Saved entries:
>> BEGIN

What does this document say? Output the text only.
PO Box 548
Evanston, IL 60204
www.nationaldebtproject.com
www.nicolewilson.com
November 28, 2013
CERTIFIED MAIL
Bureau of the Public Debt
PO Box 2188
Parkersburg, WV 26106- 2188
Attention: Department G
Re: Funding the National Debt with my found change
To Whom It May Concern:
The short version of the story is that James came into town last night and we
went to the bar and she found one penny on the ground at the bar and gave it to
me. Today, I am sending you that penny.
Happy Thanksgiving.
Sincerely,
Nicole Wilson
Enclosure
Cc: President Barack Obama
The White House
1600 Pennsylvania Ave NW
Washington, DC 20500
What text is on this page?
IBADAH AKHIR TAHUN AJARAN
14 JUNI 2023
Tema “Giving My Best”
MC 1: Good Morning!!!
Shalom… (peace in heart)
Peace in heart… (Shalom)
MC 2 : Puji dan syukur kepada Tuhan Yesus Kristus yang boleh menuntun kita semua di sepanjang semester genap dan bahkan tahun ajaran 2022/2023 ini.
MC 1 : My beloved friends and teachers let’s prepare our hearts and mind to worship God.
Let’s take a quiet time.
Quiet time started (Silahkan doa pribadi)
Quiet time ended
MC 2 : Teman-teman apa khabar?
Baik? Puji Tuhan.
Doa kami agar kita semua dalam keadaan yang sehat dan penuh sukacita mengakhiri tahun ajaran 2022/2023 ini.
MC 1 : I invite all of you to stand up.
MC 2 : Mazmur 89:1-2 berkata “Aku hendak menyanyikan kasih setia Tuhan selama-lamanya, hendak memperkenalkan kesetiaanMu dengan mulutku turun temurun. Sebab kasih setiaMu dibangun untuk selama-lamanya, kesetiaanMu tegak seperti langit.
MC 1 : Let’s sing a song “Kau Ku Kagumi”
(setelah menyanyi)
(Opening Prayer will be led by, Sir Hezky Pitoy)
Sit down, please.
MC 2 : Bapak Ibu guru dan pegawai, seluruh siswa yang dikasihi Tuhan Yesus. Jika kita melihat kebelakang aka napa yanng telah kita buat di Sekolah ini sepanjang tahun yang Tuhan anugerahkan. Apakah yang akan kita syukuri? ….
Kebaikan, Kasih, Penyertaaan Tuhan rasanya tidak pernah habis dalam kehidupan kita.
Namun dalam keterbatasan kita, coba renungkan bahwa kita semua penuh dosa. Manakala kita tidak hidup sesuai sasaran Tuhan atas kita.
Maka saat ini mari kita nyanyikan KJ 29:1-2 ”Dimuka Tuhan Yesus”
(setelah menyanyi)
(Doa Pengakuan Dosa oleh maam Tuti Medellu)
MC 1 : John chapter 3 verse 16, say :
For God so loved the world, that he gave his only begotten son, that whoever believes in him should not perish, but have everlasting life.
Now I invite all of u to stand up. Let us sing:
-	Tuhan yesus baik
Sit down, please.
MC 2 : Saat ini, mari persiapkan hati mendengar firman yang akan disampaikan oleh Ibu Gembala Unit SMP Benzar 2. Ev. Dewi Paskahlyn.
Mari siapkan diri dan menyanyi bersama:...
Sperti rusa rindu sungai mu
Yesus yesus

>> END

#### THE EXERCISE:
Set down all of the entries exactly, please.

#### TASK SOLUTION:
What does this document say? Output the text only.
PO Box 548
Evanston, IL 60204
www.nationaldebtproject.com
www.nicolewilson.com
November 28, 2013
CERTIFIED MAIL
Bureau of the Public Debt
PO Box 2188
Parkersburg, WV 26106- 2188
Attention: Department G
Re: Funding the National Debt with my found change
To Whom It May Concern:
The short version of the story is that James came into town last night and we
went to the bar and she found one penny on the ground at the bar and gave it to
me. Today, I am sending you that penny.
Happy Thanksgiving.
Sincerely,
Nicole Wilson
Enclosure
Cc: President Barack Obama
The White House
1600 Pennsylvania Ave NW
Washington, DC 20500
What text is on this page?
IBADAH AKHIR TAHUN AJARAN
14 JUNI 2023
Tema “Giving My Best”
MC 1: Good Morning!!!
Shalom… (peace in heart)
Peace in heart… (Shalom)
MC 2 : Puji dan syukur kepada Tuhan Yesus Kristus yang boleh menuntun kita semua di sepanjang semester genap dan bahkan tahun ajaran 2022/2023 ini.
MC 1 : My beloved friends and teachers let’s prepare our hearts and mind to worship God.
Let’s take a quiet time.
Quiet time started (Silahkan doa pribadi)
Quiet time ended
MC 2 : Teman-teman apa khabar?
Baik? Puji Tuhan.
Doa kami agar kita semua dalam keadaan yang sehat dan penuh sukacita mengakhiri tahun ajaran 2022/2023 ini.
MC 1 : I invite all of you to stand up.
MC 2 : Mazmur 89:1-2 berkata “Aku hendak menyanyikan kasih setia Tuhan selama-lamanya, hendak memperkenalkan kesetiaanMu dengan mulutku turun temurun. Sebab kasih setiaMu dibangun untuk selama-lamanya, kesetiaanMu tegak seperti langit.
MC 1 : Let’s sing a song “Kau Ku Kagumi”
(setelah menyanyi)
(Opening Prayer will be led by, Sir Hezky Pitoy)
Sit down, please.
MC 2 : Bapak Ibu guru dan pegawai, seluruh siswa yang dikasihi Tuhan Yesus. Jika kita melihat kebelakang aka napa yanng telah kita buat di Sekolah ini sepanjang tahun yang Tuhan anugerahkan. Apakah yang akan kita syukuri? ….
Kebaikan, Kasih, Penyertaaan Tuhan rasanya tidak pernah habis dalam kehidupan kita.
Namun dalam keterbatasan kita, coba renungkan bahwa kita semua penuh dosa. Manakala kita tidak hidup sesuai sasaran Tuhan atas kita.
Maka saat ini mari kita nyanyikan KJ 29:1-2 ”Dimuka Tuhan Yesus”
(setelah menyanyi)
(Doa Pengakuan Dosa oleh maam Tuti Medellu)
MC 1 : John chapter 3 verse 16, say :
For God so loved the world, that he gave his only begotten son, that whoever believes in him should not perish, but have everlasting life.
Now I invite all of u to stand up. Let us sing:
-	Tuhan yesus baik
Sit down, please.
MC 2 : Saat ini, mari persiapkan hati mendengar firman yang akan disampaikan oleh Ibu Gembala Unit SMP Benzar 2. Ev. Dewi Paskahlyn.
Mari siapkan diri dan menyanyi bersama:...
Sperti rusa rindu sungai mu
Yesus yesus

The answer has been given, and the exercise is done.